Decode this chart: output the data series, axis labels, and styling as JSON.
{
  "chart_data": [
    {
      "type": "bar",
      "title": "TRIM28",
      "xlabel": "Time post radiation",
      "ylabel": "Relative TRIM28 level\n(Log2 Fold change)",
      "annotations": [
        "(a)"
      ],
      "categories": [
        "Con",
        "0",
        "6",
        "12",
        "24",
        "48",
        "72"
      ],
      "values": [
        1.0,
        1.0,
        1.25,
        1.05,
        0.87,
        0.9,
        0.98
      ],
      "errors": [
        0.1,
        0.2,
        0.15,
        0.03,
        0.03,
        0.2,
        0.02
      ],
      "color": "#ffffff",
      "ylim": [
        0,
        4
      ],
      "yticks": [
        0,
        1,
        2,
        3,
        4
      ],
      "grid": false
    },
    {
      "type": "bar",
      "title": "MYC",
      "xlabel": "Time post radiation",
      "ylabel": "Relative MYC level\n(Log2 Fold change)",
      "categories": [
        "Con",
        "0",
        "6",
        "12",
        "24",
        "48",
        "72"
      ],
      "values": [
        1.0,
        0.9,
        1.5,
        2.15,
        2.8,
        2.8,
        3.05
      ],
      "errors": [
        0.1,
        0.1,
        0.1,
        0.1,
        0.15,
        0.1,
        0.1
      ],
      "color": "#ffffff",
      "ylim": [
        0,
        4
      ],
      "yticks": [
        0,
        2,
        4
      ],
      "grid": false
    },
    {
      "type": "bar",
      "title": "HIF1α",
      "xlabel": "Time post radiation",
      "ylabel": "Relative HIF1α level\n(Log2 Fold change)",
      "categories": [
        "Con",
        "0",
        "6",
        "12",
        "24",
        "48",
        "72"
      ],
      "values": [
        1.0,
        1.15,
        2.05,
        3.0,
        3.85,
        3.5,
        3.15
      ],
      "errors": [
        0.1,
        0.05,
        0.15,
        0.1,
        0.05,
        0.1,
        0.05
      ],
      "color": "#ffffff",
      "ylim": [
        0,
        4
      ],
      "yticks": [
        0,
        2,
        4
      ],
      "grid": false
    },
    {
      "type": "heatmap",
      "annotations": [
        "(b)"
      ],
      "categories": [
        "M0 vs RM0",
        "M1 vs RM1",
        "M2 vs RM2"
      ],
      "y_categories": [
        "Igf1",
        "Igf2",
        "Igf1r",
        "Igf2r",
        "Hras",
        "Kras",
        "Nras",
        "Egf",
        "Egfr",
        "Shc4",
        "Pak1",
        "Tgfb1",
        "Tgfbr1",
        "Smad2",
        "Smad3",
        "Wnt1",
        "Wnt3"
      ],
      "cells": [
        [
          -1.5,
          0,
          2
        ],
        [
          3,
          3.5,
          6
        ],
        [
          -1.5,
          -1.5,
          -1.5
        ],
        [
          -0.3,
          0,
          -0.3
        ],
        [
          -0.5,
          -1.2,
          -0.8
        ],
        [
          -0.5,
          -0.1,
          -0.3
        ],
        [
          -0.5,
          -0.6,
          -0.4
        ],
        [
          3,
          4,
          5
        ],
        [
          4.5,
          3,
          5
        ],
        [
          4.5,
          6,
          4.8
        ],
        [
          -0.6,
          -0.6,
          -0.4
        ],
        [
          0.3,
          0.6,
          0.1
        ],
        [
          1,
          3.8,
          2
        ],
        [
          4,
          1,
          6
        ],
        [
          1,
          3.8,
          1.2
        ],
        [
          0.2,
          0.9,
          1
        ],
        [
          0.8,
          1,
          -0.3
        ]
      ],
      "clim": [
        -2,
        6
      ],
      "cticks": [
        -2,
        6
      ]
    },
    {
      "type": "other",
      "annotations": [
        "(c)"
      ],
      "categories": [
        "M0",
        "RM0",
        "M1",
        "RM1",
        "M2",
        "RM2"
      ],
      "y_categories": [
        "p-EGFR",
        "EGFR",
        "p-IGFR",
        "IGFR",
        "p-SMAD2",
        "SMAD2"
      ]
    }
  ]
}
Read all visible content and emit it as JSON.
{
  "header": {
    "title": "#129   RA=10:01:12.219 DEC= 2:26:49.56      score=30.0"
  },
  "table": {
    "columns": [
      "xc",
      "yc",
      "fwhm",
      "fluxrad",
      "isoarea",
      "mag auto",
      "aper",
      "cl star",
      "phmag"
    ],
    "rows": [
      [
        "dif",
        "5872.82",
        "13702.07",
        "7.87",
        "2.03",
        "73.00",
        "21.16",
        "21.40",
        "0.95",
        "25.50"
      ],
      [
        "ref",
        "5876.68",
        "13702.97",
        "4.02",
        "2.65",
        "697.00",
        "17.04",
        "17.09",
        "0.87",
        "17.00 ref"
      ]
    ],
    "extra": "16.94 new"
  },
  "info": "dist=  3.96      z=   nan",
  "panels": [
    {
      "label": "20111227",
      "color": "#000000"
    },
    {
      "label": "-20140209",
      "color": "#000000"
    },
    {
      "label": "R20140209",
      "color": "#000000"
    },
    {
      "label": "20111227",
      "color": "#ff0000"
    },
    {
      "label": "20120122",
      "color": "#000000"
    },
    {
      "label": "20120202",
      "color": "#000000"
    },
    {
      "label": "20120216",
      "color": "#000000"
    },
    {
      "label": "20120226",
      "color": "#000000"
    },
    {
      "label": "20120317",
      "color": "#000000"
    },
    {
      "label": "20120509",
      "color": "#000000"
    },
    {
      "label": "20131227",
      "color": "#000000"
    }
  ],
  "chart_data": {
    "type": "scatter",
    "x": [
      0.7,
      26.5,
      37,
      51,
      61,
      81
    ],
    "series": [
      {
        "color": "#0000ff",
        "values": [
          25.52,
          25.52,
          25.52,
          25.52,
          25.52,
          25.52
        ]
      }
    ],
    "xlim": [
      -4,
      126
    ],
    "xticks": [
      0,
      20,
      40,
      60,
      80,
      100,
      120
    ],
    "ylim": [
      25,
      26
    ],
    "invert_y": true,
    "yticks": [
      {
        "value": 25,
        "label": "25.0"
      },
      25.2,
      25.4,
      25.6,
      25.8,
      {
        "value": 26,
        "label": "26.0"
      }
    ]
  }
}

→ **Written problem**: Transcribe the full listing above without leaving anything out.

→ **Written response**:
Decode this chart: output the data series, axis labels, and styling as JSON.
{
  "chart_data": [
    {
      "type": "bar",
      "title": "TRIM28",
      "xlabel": "Time post radiation",
      "ylabel": "Relative TRIM28 level\n(Log2 Fold change)",
      "annotations": [
        "(a)"
      ],
      "categories": [
        "Con",
        "0",
        "6",
        "12",
        "24",
        "48",
        "72"
      ],
      "values": [
        1.0,
        1.0,
        1.25,
        1.05,
        0.87,
        0.9,
        0.98
      ],
      "errors": [
        0.1,
        0.2,
        0.15,
        0.03,
        0.03,
        0.2,
        0.02
      ],
      "color": "#ffffff",
      "ylim": [
        0,
        4
      ],
      "yticks": [
        0,
        1,
        2,
        3,
        4
      ],
      "grid": false
    },
    {
      "type": "bar",
      "title": "MYC",
      "xlabel": "Time post radiation",
      "ylabel": "Relative MYC level\n(Log2 Fold change)",
      "categories": [
        "Con",
        "0",
        "6",
        "12",
        "24",
        "48",
        "72"
      ],
      "values": [
        1.0,
        0.9,
        1.5,
        2.15,
        2.8,
        2.8,
        3.05
      ],
      "errors": [
        0.1,
        0.1,
        0.1,
        0.1,
        0.15,
        0.1,
        0.1
      ],
      "color": "#ffffff",
      "ylim": [
        0,
        4
      ],
      "yticks": [
        0,
        2,
        4
      ],
      "grid": false
    },
    {
      "type": "bar",
      "title": "HIF1α",
      "xlabel": "Time post radiation",
      "ylabel": "Relative HIF1α level\n(Log2 Fold change)",
      "categories": [
        "Con",
        "0",
        "6",
        "12",
        "24",
        "48",
        "72"
      ],
      "values": [
        1.0,
        1.15,
        2.05,
        3.0,
        3.85,
        3.5,
        3.15
      ],
      "errors": [
        0.1,
        0.05,
        0.15,
        0.1,
        0.05,
        0.1,
        0.05
      ],
      "color": "#ffffff",
      "ylim": [
        0,
        4
      ],
      "yticks": [
        0,
        2,
        4
      ],
      "grid": false
    },
    {
      "type": "heatmap",
      "annotations": [
        "(b)"
      ],
      "categories": [
        "M0 vs RM0",
        "M1 vs RM1",
        "M2 vs RM2"
      ],
      "y_categories": [
        "Igf1",
        "Igf2",
        "Igf1r",
        "Igf2r",
        "Hras",
        "Kras",
        "Nras",
        "Egf",
        "Egfr",
        "Shc4",
        "Pak1",
        "Tgfb1",
        "Tgfbr1",
        "Smad2",
        "Smad3",
        "Wnt1",
        "Wnt3"
      ],
      "cells": [
        [
          -1.5,
          0,
          2
        ],
        [
          3,
          3.5,
          6
        ],
        [
          -1.5,
          -1.5,
          -1.5
        ],
        [
          -0.3,
          0,
          -0.3
        ],
        [
          -0.5,
          -1.2,
          -0.8
        ],
        [
          -0.5,
          -0.1,
          -0.3
        ],
        [
          -0.5,
          -0.6,
          -0.4
        ],
        [
          3,
          4,
          5
        ],
        [
          4.5,
          3,
          5
        ],
        [
          4.5,
          6,
          4.8
        ],
        [
          -0.6,
          -0.6,
          -0.4
        ],
        [
          0.3,
          0.6,
          0.1
        ],
        [
          1,
          3.8,
          2
        ],
        [
          4,
          1,
          6
        ],
        [
          1,
          3.8,
          1.2
        ],
        [
          0.2,
          0.9,
          1
        ],
        [
          0.8,
          1,
          -0.3
        ]
      ],
      "clim": [
        -2,
        6
      ],
      "cticks": [
        -2,
        6
      ]
    },
    {
      "type": "other",
      "annotations": [
        "(c)"
      ],
      "categories": [
        "M0",
        "RM0",
        "M1",
        "RM1",
        "M2",
        "RM2"
      ],
      "y_categories": [
        "p-EGFR",
        "EGFR",
        "p-IGFR",
        "IGFR",
        "p-SMAD2",
        "SMAD2"
      ]
    }
  ]
}
Read all visible content and emit it as JSON.
{
  "header": {
    "title": "#129   RA=10:01:12.219 DEC= 2:26:49.56      score=30.0"
  },
  "table": {
    "columns": [
      "xc",
      "yc",
      "fwhm",
      "fluxrad",
      "isoarea",
      "mag auto",
      "aper",
      "cl star",
      "phmag"
    ],
    "rows": [
      [
        "dif",
        "5872.82",
        "13702.07",
        "7.87",
        "2.03",
        "73.00",
        "21.16",
        "21.40",
        "0.95",
        "25.50"
      ],
      [
        "ref",
        "5876.68",
        "13702.97",
        "4.02",
        "2.65",
        "697.00",
        "17.04",
        "17.09",
        "0.87",
        "17.00 ref"
      ]
    ],
    "extra": "16.94 new"
  },
  "info": "dist=  3.96      z=   nan",
  "panels": [
    {
      "label": "20111227",
      "color": "#000000"
    },
    {
      "label": "-20140209",
      "color": "#000000"
    },
    {
      "label": "R20140209",
      "color": "#000000"
    },
    {
      "label": "20111227",
      "color": "#ff0000"
    },
    {
      "label": "20120122",
      "color": "#000000"
    },
    {
      "label": "20120202",
      "color": "#000000"
    },
    {
      "label": "20120216",
      "color": "#000000"
    },
    {
      "label": "20120226",
      "color": "#000000"
    },
    {
      "label": "20120317",
      "color": "#000000"
    },
    {
      "label": "20120509",
      "color": "#000000"
    },
    {
      "label": "20131227",
      "color": "#000000"
    }
  ],
  "chart_data": {
    "type": "scatter",
    "x": [
      0.7,
      26.5,
      37,
      51,
      61,
      81
    ],
    "series": [
      {
        "color": "#0000ff",
        "values": [
          25.52,
          25.52,
          25.52,
          25.52,
          25.52,
          25.52
        ]
      }
    ],
    "xlim": [
      -4,
      126
    ],
    "xticks": [
      0,
      20,
      40,
      60,
      80,
      100,
      120
    ],
    "ylim": [
      25,
      26
    ],
    "invert_y": true,
    "yticks": [
      {
        "value": 25,
        "label": "25.0"
      },
      25.2,
      25.4,
      25.6,
      25.8,
      {
        "value": 26,
        "label": "26.0"
      }
    ]
  }
}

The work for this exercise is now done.